• [The problem]:
Transcribe all of the material exactly, except for its pictures.

Stored records:
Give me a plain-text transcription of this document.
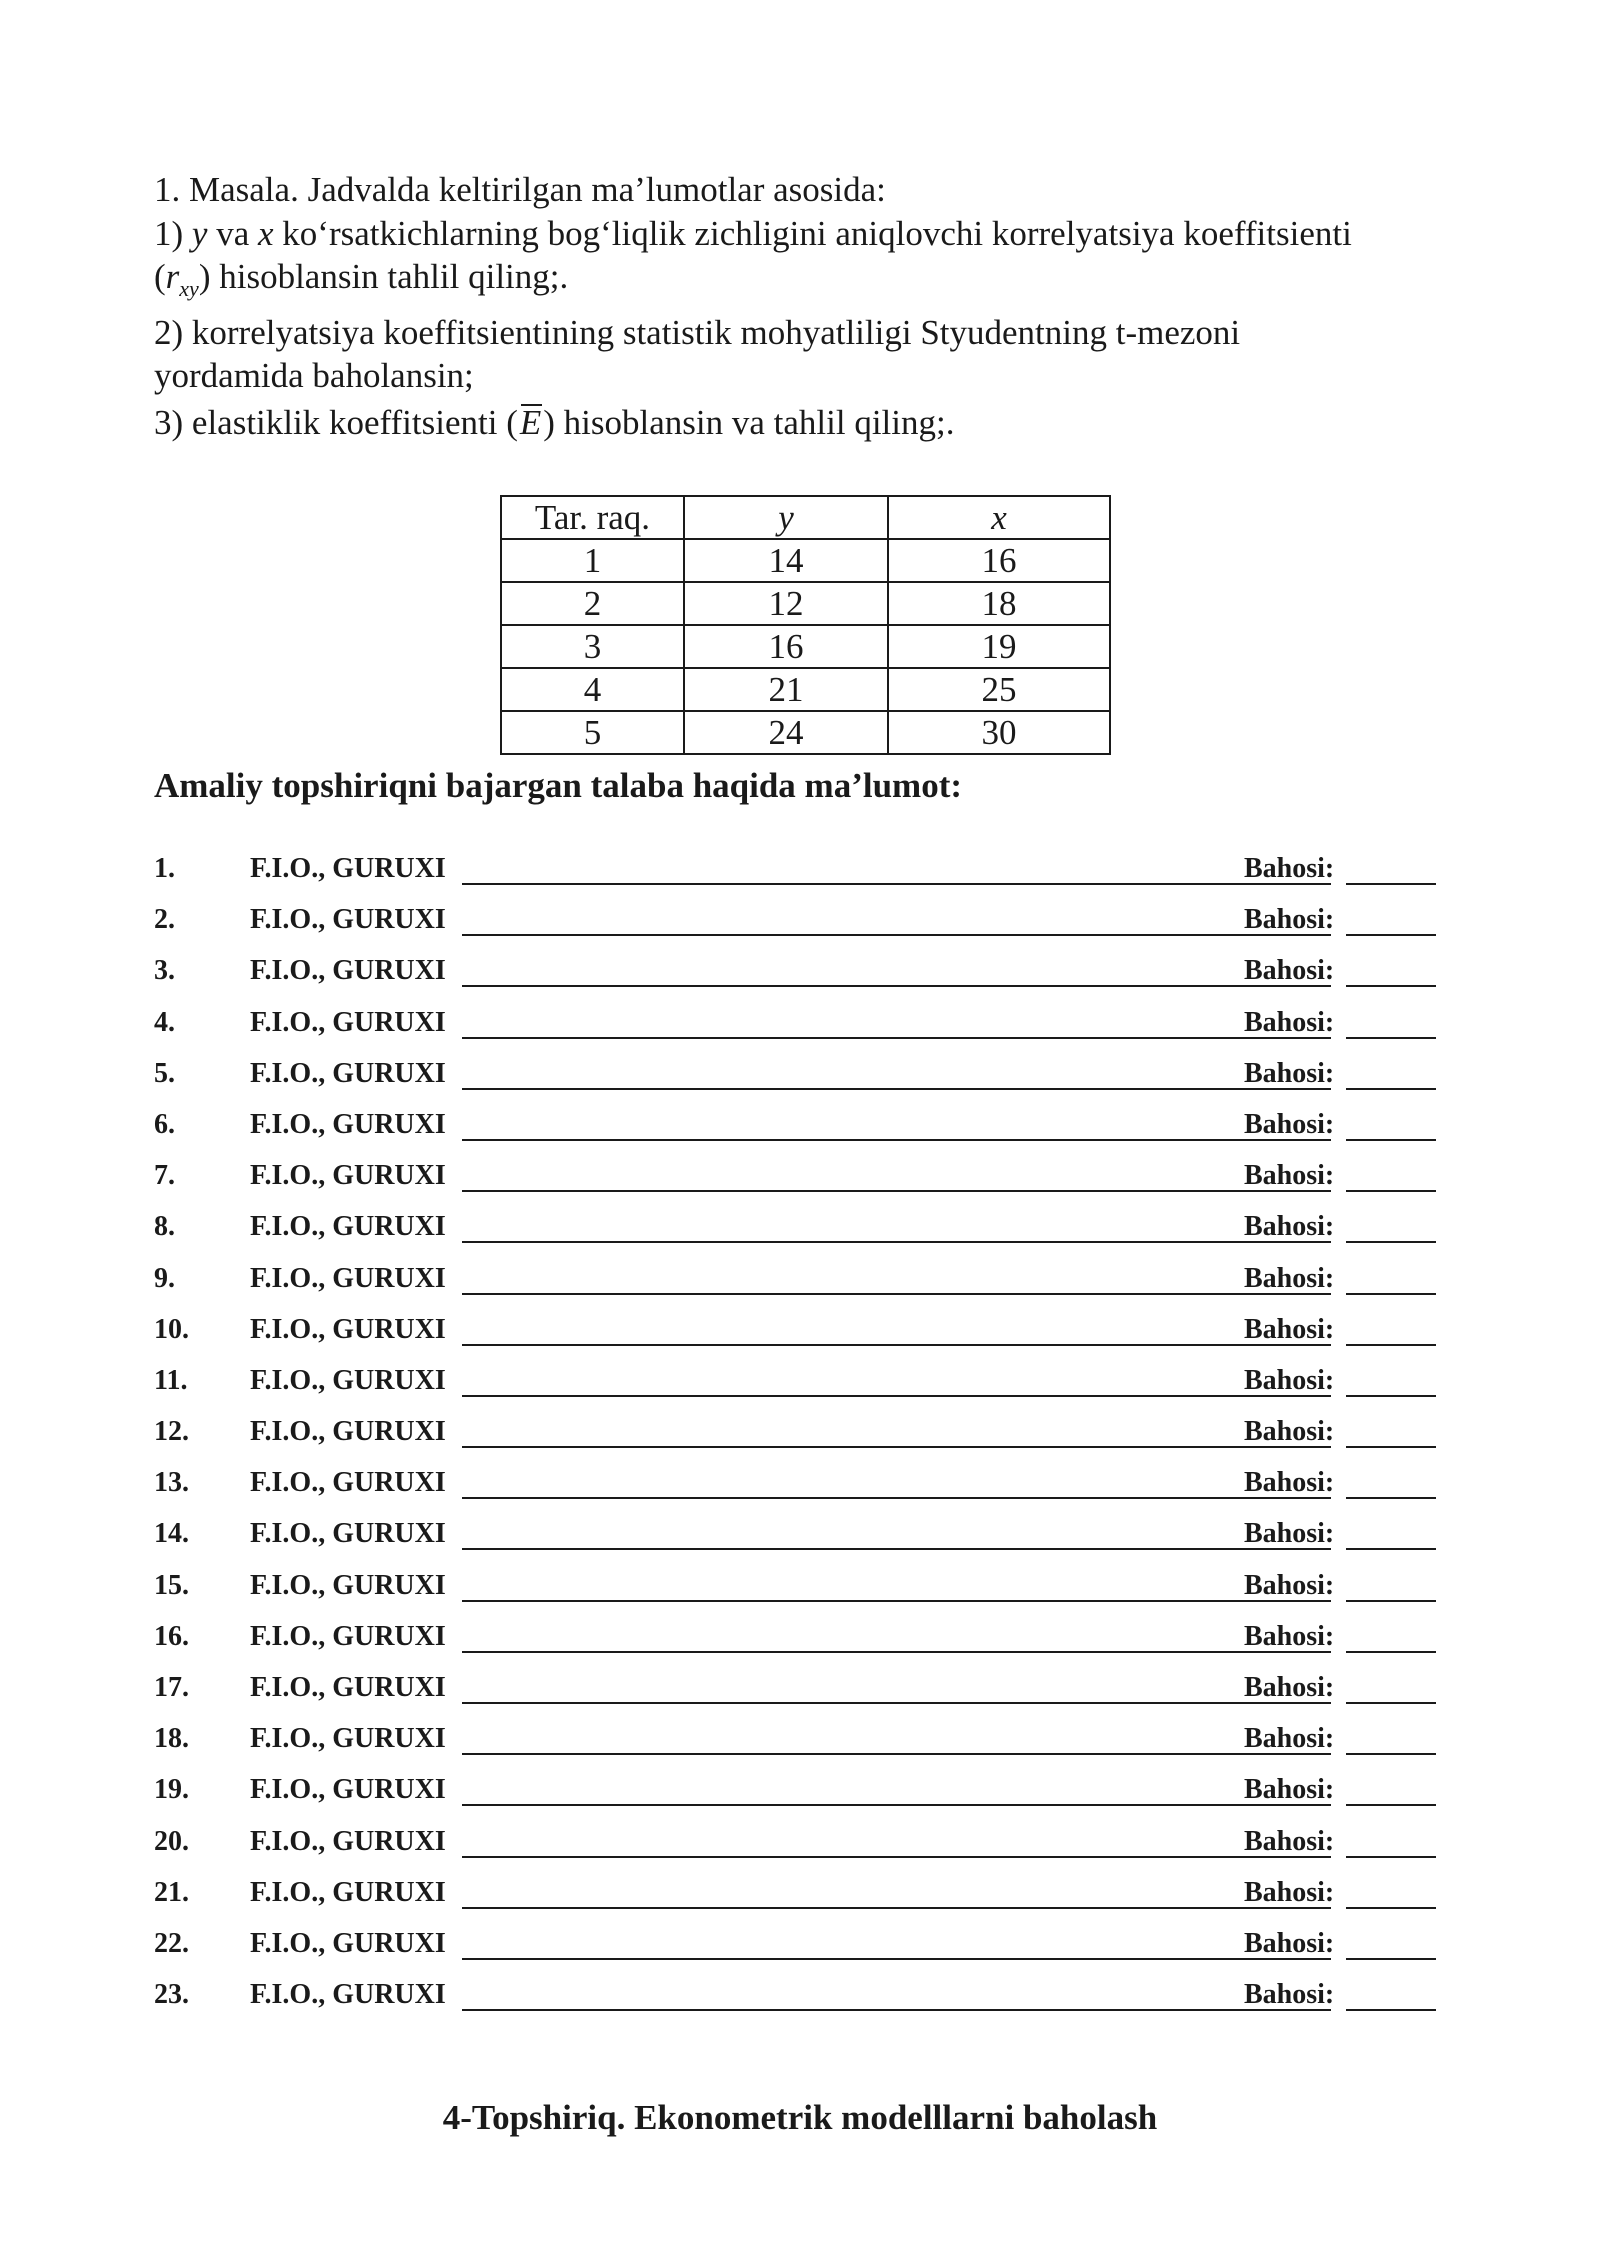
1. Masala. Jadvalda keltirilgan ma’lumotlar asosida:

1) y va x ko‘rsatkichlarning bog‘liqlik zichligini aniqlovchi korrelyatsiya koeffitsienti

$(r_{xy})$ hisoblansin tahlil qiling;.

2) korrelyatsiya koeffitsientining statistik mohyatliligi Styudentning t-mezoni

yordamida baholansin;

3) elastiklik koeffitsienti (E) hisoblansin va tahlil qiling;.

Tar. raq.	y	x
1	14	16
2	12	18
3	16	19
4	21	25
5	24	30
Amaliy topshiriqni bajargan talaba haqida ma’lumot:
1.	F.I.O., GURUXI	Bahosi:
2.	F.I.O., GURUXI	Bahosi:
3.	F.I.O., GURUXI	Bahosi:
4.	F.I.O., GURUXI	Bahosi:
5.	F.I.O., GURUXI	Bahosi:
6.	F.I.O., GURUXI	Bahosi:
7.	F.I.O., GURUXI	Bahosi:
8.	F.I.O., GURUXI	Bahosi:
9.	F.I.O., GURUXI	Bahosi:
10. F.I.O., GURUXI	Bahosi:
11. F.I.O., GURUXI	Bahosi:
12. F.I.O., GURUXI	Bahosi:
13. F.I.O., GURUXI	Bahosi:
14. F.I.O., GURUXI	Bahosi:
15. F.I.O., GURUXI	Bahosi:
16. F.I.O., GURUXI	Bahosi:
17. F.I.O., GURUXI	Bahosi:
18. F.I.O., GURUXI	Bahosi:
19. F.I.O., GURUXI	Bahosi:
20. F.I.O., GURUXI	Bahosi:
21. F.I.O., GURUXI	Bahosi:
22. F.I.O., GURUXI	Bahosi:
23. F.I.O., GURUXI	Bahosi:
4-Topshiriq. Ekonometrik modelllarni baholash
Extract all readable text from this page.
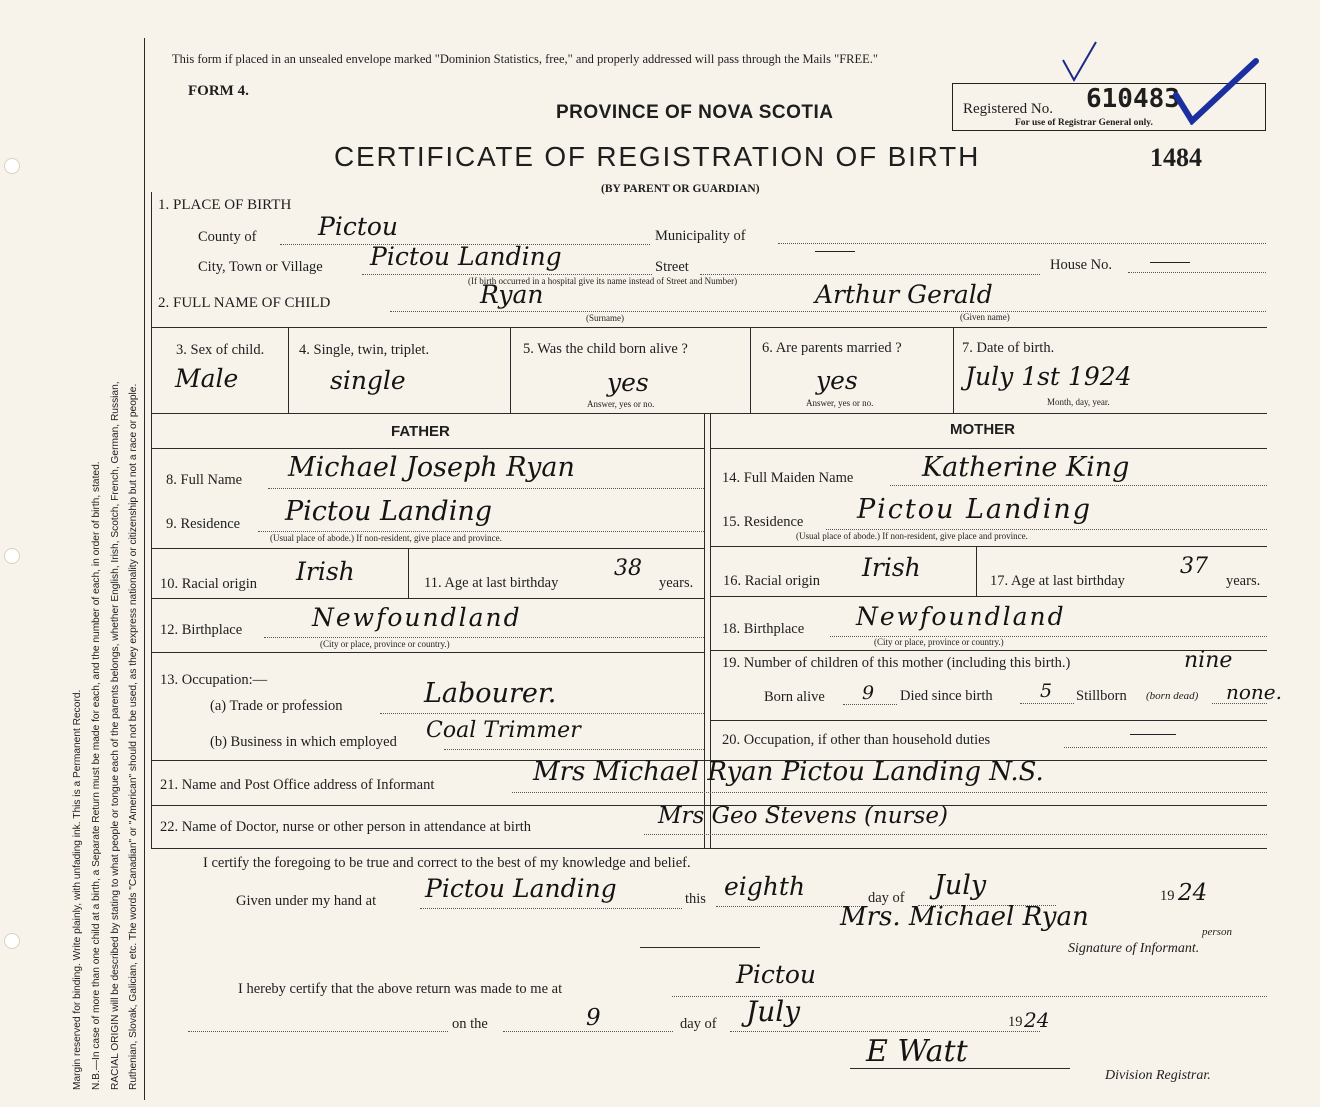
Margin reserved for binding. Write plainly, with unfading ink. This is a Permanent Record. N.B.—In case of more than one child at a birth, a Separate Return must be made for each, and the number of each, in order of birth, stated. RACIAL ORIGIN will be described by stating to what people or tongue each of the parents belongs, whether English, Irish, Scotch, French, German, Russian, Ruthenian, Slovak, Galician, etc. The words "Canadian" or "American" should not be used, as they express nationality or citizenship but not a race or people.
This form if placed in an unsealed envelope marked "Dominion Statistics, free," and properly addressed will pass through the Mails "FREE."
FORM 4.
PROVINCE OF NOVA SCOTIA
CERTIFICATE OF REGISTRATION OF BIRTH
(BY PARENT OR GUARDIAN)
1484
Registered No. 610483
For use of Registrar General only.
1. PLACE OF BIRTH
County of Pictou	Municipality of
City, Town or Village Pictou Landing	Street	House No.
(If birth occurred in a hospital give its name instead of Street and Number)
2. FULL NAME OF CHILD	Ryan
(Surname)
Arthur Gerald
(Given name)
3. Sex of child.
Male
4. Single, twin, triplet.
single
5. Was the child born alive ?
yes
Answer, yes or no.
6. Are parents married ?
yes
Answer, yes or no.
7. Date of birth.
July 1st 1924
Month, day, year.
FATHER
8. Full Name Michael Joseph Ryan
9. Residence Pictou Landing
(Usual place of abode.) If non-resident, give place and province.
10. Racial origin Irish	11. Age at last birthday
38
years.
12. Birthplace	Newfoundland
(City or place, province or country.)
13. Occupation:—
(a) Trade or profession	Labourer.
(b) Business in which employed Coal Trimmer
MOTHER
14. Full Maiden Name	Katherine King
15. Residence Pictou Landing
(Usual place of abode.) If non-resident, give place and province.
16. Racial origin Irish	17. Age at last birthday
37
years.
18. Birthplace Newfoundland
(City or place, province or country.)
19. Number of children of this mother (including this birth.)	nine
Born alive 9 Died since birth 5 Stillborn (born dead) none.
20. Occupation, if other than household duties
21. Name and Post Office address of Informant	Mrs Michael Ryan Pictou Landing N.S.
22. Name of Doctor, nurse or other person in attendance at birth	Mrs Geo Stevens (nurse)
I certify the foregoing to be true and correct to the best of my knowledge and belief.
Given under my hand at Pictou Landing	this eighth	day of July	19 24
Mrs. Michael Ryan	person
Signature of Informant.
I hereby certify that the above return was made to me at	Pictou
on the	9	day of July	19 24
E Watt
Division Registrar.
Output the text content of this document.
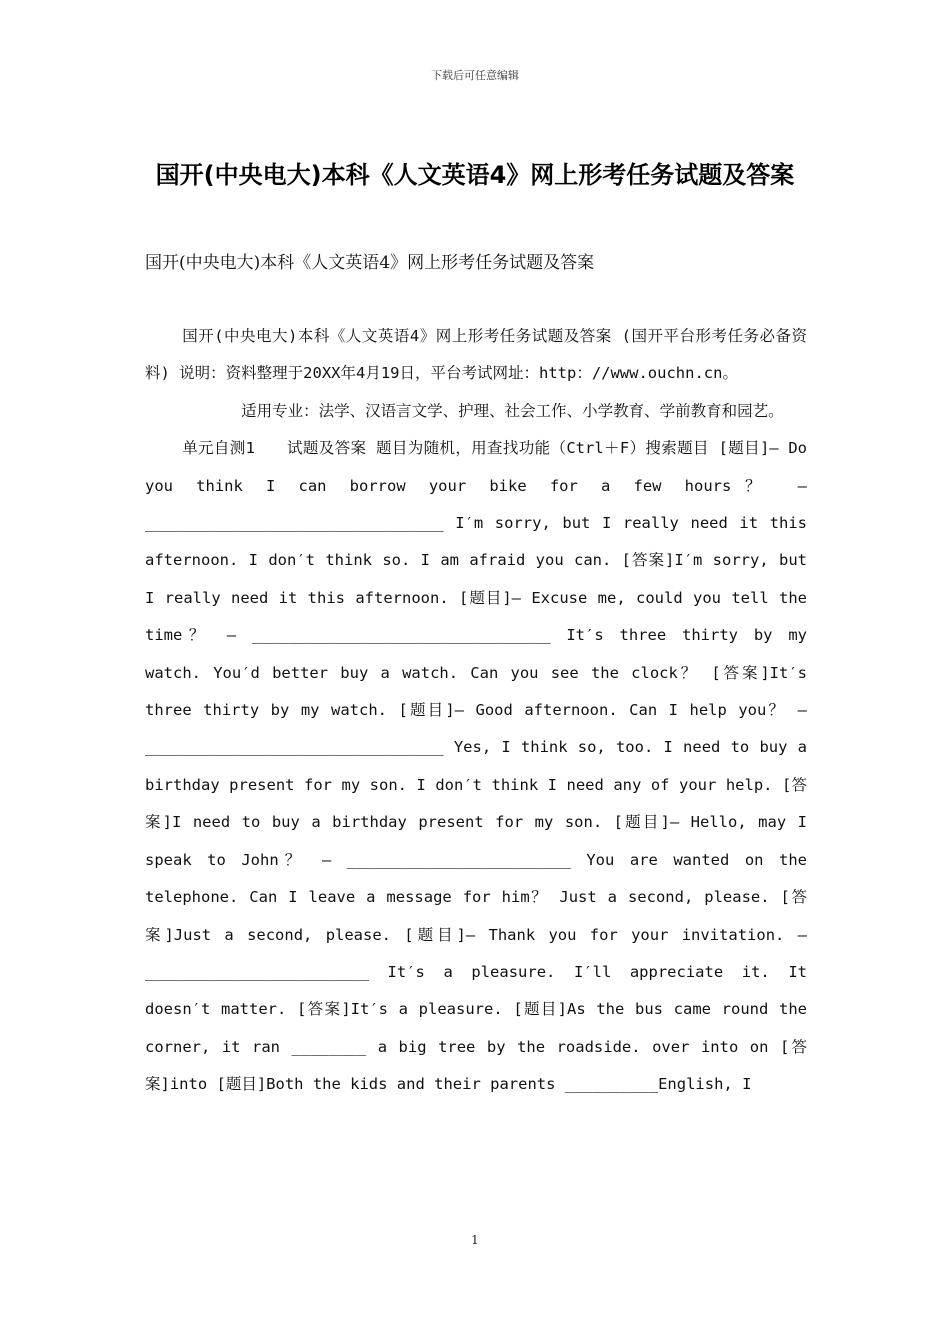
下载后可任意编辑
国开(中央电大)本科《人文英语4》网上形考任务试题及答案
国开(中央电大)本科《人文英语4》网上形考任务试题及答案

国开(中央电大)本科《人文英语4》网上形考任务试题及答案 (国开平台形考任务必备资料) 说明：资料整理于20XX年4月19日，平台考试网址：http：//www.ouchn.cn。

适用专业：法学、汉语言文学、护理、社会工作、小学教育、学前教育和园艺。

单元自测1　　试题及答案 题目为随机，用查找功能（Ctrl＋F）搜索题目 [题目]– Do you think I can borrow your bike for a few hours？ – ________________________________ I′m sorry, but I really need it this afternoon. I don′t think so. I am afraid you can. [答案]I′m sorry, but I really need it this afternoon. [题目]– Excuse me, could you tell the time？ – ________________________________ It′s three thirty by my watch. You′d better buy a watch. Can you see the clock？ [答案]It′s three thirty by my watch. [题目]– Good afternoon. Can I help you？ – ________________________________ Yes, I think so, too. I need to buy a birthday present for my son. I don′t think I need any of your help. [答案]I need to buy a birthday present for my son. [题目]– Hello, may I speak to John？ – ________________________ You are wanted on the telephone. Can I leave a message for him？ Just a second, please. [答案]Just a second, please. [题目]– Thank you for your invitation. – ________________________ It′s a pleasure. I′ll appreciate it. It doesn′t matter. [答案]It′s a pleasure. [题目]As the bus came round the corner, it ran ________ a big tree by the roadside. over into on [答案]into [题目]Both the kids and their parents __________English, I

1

• [Response]:
Give me a plain-text transcription of this document.
1. Masala. Jadvalda keltirilgan ma’lumotlar asosida:

1) y va x ko‘rsatkichlarning bog‘liqlik zichligini aniqlovchi korrelyatsiya koeffitsienti

$(r_{xy})$ hisoblansin tahlil qiling;.

2) korrelyatsiya koeffitsientining statistik mohyatliligi Styudentning t-mezoni

yordamida baholansin;

3) elastiklik koeffitsienti (E) hisoblansin va tahlil qiling;.

Tar. raq.	y	x
1	14	16
2	12	18
3	16	19
4	21	25
5	24	30
Amaliy topshiriqni bajargan talaba haqida ma’lumot:
1.	F.I.O., GURUXI	Bahosi:
2.	F.I.O., GURUXI	Bahosi:
3.	F.I.O., GURUXI	Bahosi:
4.	F.I.O., GURUXI	Bahosi:
5.	F.I.O., GURUXI	Bahosi:
6.	F.I.O., GURUXI	Bahosi:
7.	F.I.O., GURUXI	Bahosi:
8.	F.I.O., GURUXI	Bahosi:
9.	F.I.O., GURUXI	Bahosi:
10. F.I.O., GURUXI	Bahosi:
11. F.I.O., GURUXI	Bahosi:
12. F.I.O., GURUXI	Bahosi:
13. F.I.O., GURUXI	Bahosi:
14. F.I.O., GURUXI	Bahosi:
15. F.I.O., GURUXI	Bahosi:
16. F.I.O., GURUXI	Bahosi:
17. F.I.O., GURUXI	Bahosi:
18. F.I.O., GURUXI	Bahosi:
19. F.I.O., GURUXI	Bahosi:
20. F.I.O., GURUXI	Bahosi:
21. F.I.O., GURUXI	Bahosi:
22. F.I.O., GURUXI	Bahosi:
23. F.I.O., GURUXI	Bahosi:
4-Topshiriq. Ekonometrik modelllarni baholash
Extract all readable text from this page.
Margin reserved for binding. Write plainly, with unfading ink. This is a Permanent Record. N.B.—In case of more than one child at a birth, a Separate Return must be made for each, and the number of each, in order of birth, stated. RACIAL ORIGIN will be described by stating to what people or tongue each of the parents belongs, whether English, Irish, Scotch, French, German, Russian, Ruthenian, Slovak, Galician, etc. The words "Canadian" or "American" should not be used, as they express nationality or citizenship but not a race or people.
This form if placed in an unsealed envelope marked "Dominion Statistics, free," and properly addressed will pass through the Mails "FREE."
FORM 4.
PROVINCE OF NOVA SCOTIA
CERTIFICATE OF REGISTRATION OF BIRTH
(BY PARENT OR GUARDIAN)
1484
Registered No. 610483
For use of Registrar General only.
1. PLACE OF BIRTH
County of Pictou	Municipality of
City, Town or Village Pictou Landing	Street	House No.
(If birth occurred in a hospital give its name instead of Street and Number)
2. FULL NAME OF CHILD	Ryan
(Surname)
Arthur Gerald
(Given name)
3. Sex of child.
Male
4. Single, twin, triplet.
single
5. Was the child born alive ?
yes
Answer, yes or no.
6. Are parents married ?
yes
Answer, yes or no.
7. Date of birth.
July 1st 1924
Month, day, year.
FATHER
8. Full Name Michael Joseph Ryan
9. Residence Pictou Landing
(Usual place of abode.) If non-resident, give place and province.
10. Racial origin Irish	11. Age at last birthday
38
years.
12. Birthplace	Newfoundland
(City or place, province or country.)
13. Occupation:—
(a) Trade or profession	Labourer.
(b) Business in which employed Coal Trimmer
MOTHER
14. Full Maiden Name	Katherine King
15. Residence Pictou Landing
(Usual place of abode.) If non-resident, give place and province.
16. Racial origin Irish	17. Age at last birthday
37
years.
18. Birthplace Newfoundland
(City or place, province or country.)
19. Number of children of this mother (including this birth.)	nine
Born alive 9 Died since birth 5 Stillborn (born dead) none.
20. Occupation, if other than household duties
21. Name and Post Office address of Informant	Mrs Michael Ryan Pictou Landing N.S.
22. Name of Doctor, nurse or other person in attendance at birth	Mrs Geo Stevens (nurse)
I certify the foregoing to be true and correct to the best of my knowledge and belief.
Given under my hand at Pictou Landing	this eighth	day of July	19 24
Mrs. Michael Ryan	person
Signature of Informant.
I hereby certify that the above return was made to me at	Pictou
on the	9	day of July	19 24
E Watt
Division Registrar.
Output the text content of this document.
下载后可任意编辑
国开(中央电大)本科《人文英语4》网上形考任务试题及答案
国开(中央电大)本科《人文英语4》网上形考任务试题及答案

国开(中央电大)本科《人文英语4》网上形考任务试题及答案 (国开平台形考任务必备资料) 说明：资料整理于20XX年4月19日，平台考试网址：http：//www.ouchn.cn。

适用专业：法学、汉语言文学、护理、社会工作、小学教育、学前教育和园艺。

单元自测1　　试题及答案 题目为随机，用查找功能（Ctrl＋F）搜索题目 [题目]– Do you think I can borrow your bike for a few hours？ – ________________________________ I′m sorry, but I really need it this afternoon. I don′t think so. I am afraid you can. [答案]I′m sorry, but I really need it this afternoon. [题目]– Excuse me, could you tell the time？ – ________________________________ It′s three thirty by my watch. You′d better buy a watch. Can you see the clock？ [答案]It′s three thirty by my watch. [题目]– Good afternoon. Can I help you？ – ________________________________ Yes, I think so, too. I need to buy a birthday present for my son. I don′t think I need any of your help. [答案]I need to buy a birthday present for my son. [题目]– Hello, may I speak to John？ – ________________________ You are wanted on the telephone. Can I leave a message for him？ Just a second, please. [答案]Just a second, please. [题目]– Thank you for your invitation. – ________________________ It′s a pleasure. I′ll appreciate it. It doesn′t matter. [答案]It′s a pleasure. [题目]As the bus came round the corner, it ran ________ a big tree by the roadside. over into on [答案]into [题目]Both the kids and their parents __________English, I

1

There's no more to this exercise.